**Goal**
With the images removed, repeat the data below exactly.
- - - - - - -
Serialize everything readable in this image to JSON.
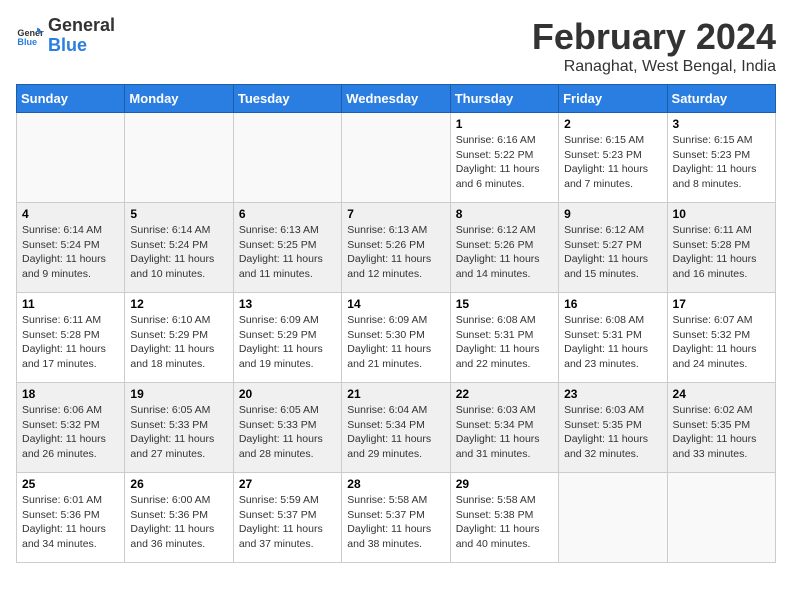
{
  "logo": {
    "line1": "General",
    "line2": "Blue"
  },
  "title": "February 2024",
  "subtitle": "Ranaghat, West Bengal, India",
  "days_of_week": [
    "Sunday",
    "Monday",
    "Tuesday",
    "Wednesday",
    "Thursday",
    "Friday",
    "Saturday"
  ],
  "weeks": [
    [
      {
        "day": "",
        "info": ""
      },
      {
        "day": "",
        "info": ""
      },
      {
        "day": "",
        "info": ""
      },
      {
        "day": "",
        "info": ""
      },
      {
        "day": "1",
        "info": "Sunrise: 6:16 AM\nSunset: 5:22 PM\nDaylight: 11 hours\nand 6 minutes."
      },
      {
        "day": "2",
        "info": "Sunrise: 6:15 AM\nSunset: 5:23 PM\nDaylight: 11 hours\nand 7 minutes."
      },
      {
        "day": "3",
        "info": "Sunrise: 6:15 AM\nSunset: 5:23 PM\nDaylight: 11 hours\nand 8 minutes."
      }
    ],
    [
      {
        "day": "4",
        "info": "Sunrise: 6:14 AM\nSunset: 5:24 PM\nDaylight: 11 hours\nand 9 minutes."
      },
      {
        "day": "5",
        "info": "Sunrise: 6:14 AM\nSunset: 5:24 PM\nDaylight: 11 hours\nand 10 minutes."
      },
      {
        "day": "6",
        "info": "Sunrise: 6:13 AM\nSunset: 5:25 PM\nDaylight: 11 hours\nand 11 minutes."
      },
      {
        "day": "7",
        "info": "Sunrise: 6:13 AM\nSunset: 5:26 PM\nDaylight: 11 hours\nand 12 minutes."
      },
      {
        "day": "8",
        "info": "Sunrise: 6:12 AM\nSunset: 5:26 PM\nDaylight: 11 hours\nand 14 minutes."
      },
      {
        "day": "9",
        "info": "Sunrise: 6:12 AM\nSunset: 5:27 PM\nDaylight: 11 hours\nand 15 minutes."
      },
      {
        "day": "10",
        "info": "Sunrise: 6:11 AM\nSunset: 5:28 PM\nDaylight: 11 hours\nand 16 minutes."
      }
    ],
    [
      {
        "day": "11",
        "info": "Sunrise: 6:11 AM\nSunset: 5:28 PM\nDaylight: 11 hours\nand 17 minutes."
      },
      {
        "day": "12",
        "info": "Sunrise: 6:10 AM\nSunset: 5:29 PM\nDaylight: 11 hours\nand 18 minutes."
      },
      {
        "day": "13",
        "info": "Sunrise: 6:09 AM\nSunset: 5:29 PM\nDaylight: 11 hours\nand 19 minutes."
      },
      {
        "day": "14",
        "info": "Sunrise: 6:09 AM\nSunset: 5:30 PM\nDaylight: 11 hours\nand 21 minutes."
      },
      {
        "day": "15",
        "info": "Sunrise: 6:08 AM\nSunset: 5:31 PM\nDaylight: 11 hours\nand 22 minutes."
      },
      {
        "day": "16",
        "info": "Sunrise: 6:08 AM\nSunset: 5:31 PM\nDaylight: 11 hours\nand 23 minutes."
      },
      {
        "day": "17",
        "info": "Sunrise: 6:07 AM\nSunset: 5:32 PM\nDaylight: 11 hours\nand 24 minutes."
      }
    ],
    [
      {
        "day": "18",
        "info": "Sunrise: 6:06 AM\nSunset: 5:32 PM\nDaylight: 11 hours\nand 26 minutes."
      },
      {
        "day": "19",
        "info": "Sunrise: 6:05 AM\nSunset: 5:33 PM\nDaylight: 11 hours\nand 27 minutes."
      },
      {
        "day": "20",
        "info": "Sunrise: 6:05 AM\nSunset: 5:33 PM\nDaylight: 11 hours\nand 28 minutes."
      },
      {
        "day": "21",
        "info": "Sunrise: 6:04 AM\nSunset: 5:34 PM\nDaylight: 11 hours\nand 29 minutes."
      },
      {
        "day": "22",
        "info": "Sunrise: 6:03 AM\nSunset: 5:34 PM\nDaylight: 11 hours\nand 31 minutes."
      },
      {
        "day": "23",
        "info": "Sunrise: 6:03 AM\nSunset: 5:35 PM\nDaylight: 11 hours\nand 32 minutes."
      },
      {
        "day": "24",
        "info": "Sunrise: 6:02 AM\nSunset: 5:35 PM\nDaylight: 11 hours\nand 33 minutes."
      }
    ],
    [
      {
        "day": "25",
        "info": "Sunrise: 6:01 AM\nSunset: 5:36 PM\nDaylight: 11 hours\nand 34 minutes."
      },
      {
        "day": "26",
        "info": "Sunrise: 6:00 AM\nSunset: 5:36 PM\nDaylight: 11 hours\nand 36 minutes."
      },
      {
        "day": "27",
        "info": "Sunrise: 5:59 AM\nSunset: 5:37 PM\nDaylight: 11 hours\nand 37 minutes."
      },
      {
        "day": "28",
        "info": "Sunrise: 5:58 AM\nSunset: 5:37 PM\nDaylight: 11 hours\nand 38 minutes."
      },
      {
        "day": "29",
        "info": "Sunrise: 5:58 AM\nSunset: 5:38 PM\nDaylight: 11 hours\nand 40 minutes."
      },
      {
        "day": "",
        "info": ""
      },
      {
        "day": "",
        "info": ""
      }
    ]
  ]
}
- - - - - - -
**Response to the task**
Serialize everything readable in this image to JSON.
{
  "logo": {
    "line1": "General",
    "line2": "Blue"
  },
  "title": "February 2024",
  "subtitle": "Ranaghat, West Bengal, India",
  "days_of_week": [
    "Sunday",
    "Monday",
    "Tuesday",
    "Wednesday",
    "Thursday",
    "Friday",
    "Saturday"
  ],
  "weeks": [
    [
      {
        "day": "",
        "info": ""
      },
      {
        "day": "",
        "info": ""
      },
      {
        "day": "",
        "info": ""
      },
      {
        "day": "",
        "info": ""
      },
      {
        "day": "1",
        "info": "Sunrise: 6:16 AM\nSunset: 5:22 PM\nDaylight: 11 hours\nand 6 minutes."
      },
      {
        "day": "2",
        "info": "Sunrise: 6:15 AM\nSunset: 5:23 PM\nDaylight: 11 hours\nand 7 minutes."
      },
      {
        "day": "3",
        "info": "Sunrise: 6:15 AM\nSunset: 5:23 PM\nDaylight: 11 hours\nand 8 minutes."
      }
    ],
    [
      {
        "day": "4",
        "info": "Sunrise: 6:14 AM\nSunset: 5:24 PM\nDaylight: 11 hours\nand 9 minutes."
      },
      {
        "day": "5",
        "info": "Sunrise: 6:14 AM\nSunset: 5:24 PM\nDaylight: 11 hours\nand 10 minutes."
      },
      {
        "day": "6",
        "info": "Sunrise: 6:13 AM\nSunset: 5:25 PM\nDaylight: 11 hours\nand 11 minutes."
      },
      {
        "day": "7",
        "info": "Sunrise: 6:13 AM\nSunset: 5:26 PM\nDaylight: 11 hours\nand 12 minutes."
      },
      {
        "day": "8",
        "info": "Sunrise: 6:12 AM\nSunset: 5:26 PM\nDaylight: 11 hours\nand 14 minutes."
      },
      {
        "day": "9",
        "info": "Sunrise: 6:12 AM\nSunset: 5:27 PM\nDaylight: 11 hours\nand 15 minutes."
      },
      {
        "day": "10",
        "info": "Sunrise: 6:11 AM\nSunset: 5:28 PM\nDaylight: 11 hours\nand 16 minutes."
      }
    ],
    [
      {
        "day": "11",
        "info": "Sunrise: 6:11 AM\nSunset: 5:28 PM\nDaylight: 11 hours\nand 17 minutes."
      },
      {
        "day": "12",
        "info": "Sunrise: 6:10 AM\nSunset: 5:29 PM\nDaylight: 11 hours\nand 18 minutes."
      },
      {
        "day": "13",
        "info": "Sunrise: 6:09 AM\nSunset: 5:29 PM\nDaylight: 11 hours\nand 19 minutes."
      },
      {
        "day": "14",
        "info": "Sunrise: 6:09 AM\nSunset: 5:30 PM\nDaylight: 11 hours\nand 21 minutes."
      },
      {
        "day": "15",
        "info": "Sunrise: 6:08 AM\nSunset: 5:31 PM\nDaylight: 11 hours\nand 22 minutes."
      },
      {
        "day": "16",
        "info": "Sunrise: 6:08 AM\nSunset: 5:31 PM\nDaylight: 11 hours\nand 23 minutes."
      },
      {
        "day": "17",
        "info": "Sunrise: 6:07 AM\nSunset: 5:32 PM\nDaylight: 11 hours\nand 24 minutes."
      }
    ],
    [
      {
        "day": "18",
        "info": "Sunrise: 6:06 AM\nSunset: 5:32 PM\nDaylight: 11 hours\nand 26 minutes."
      },
      {
        "day": "19",
        "info": "Sunrise: 6:05 AM\nSunset: 5:33 PM\nDaylight: 11 hours\nand 27 minutes."
      },
      {
        "day": "20",
        "info": "Sunrise: 6:05 AM\nSunset: 5:33 PM\nDaylight: 11 hours\nand 28 minutes."
      },
      {
        "day": "21",
        "info": "Sunrise: 6:04 AM\nSunset: 5:34 PM\nDaylight: 11 hours\nand 29 minutes."
      },
      {
        "day": "22",
        "info": "Sunrise: 6:03 AM\nSunset: 5:34 PM\nDaylight: 11 hours\nand 31 minutes."
      },
      {
        "day": "23",
        "info": "Sunrise: 6:03 AM\nSunset: 5:35 PM\nDaylight: 11 hours\nand 32 minutes."
      },
      {
        "day": "24",
        "info": "Sunrise: 6:02 AM\nSunset: 5:35 PM\nDaylight: 11 hours\nand 33 minutes."
      }
    ],
    [
      {
        "day": "25",
        "info": "Sunrise: 6:01 AM\nSunset: 5:36 PM\nDaylight: 11 hours\nand 34 minutes."
      },
      {
        "day": "26",
        "info": "Sunrise: 6:00 AM\nSunset: 5:36 PM\nDaylight: 11 hours\nand 36 minutes."
      },
      {
        "day": "27",
        "info": "Sunrise: 5:59 AM\nSunset: 5:37 PM\nDaylight: 11 hours\nand 37 minutes."
      },
      {
        "day": "28",
        "info": "Sunrise: 5:58 AM\nSunset: 5:37 PM\nDaylight: 11 hours\nand 38 minutes."
      },
      {
        "day": "29",
        "info": "Sunrise: 5:58 AM\nSunset: 5:38 PM\nDaylight: 11 hours\nand 40 minutes."
      },
      {
        "day": "",
        "info": ""
      },
      {
        "day": "",
        "info": ""
      }
    ]
  ]
}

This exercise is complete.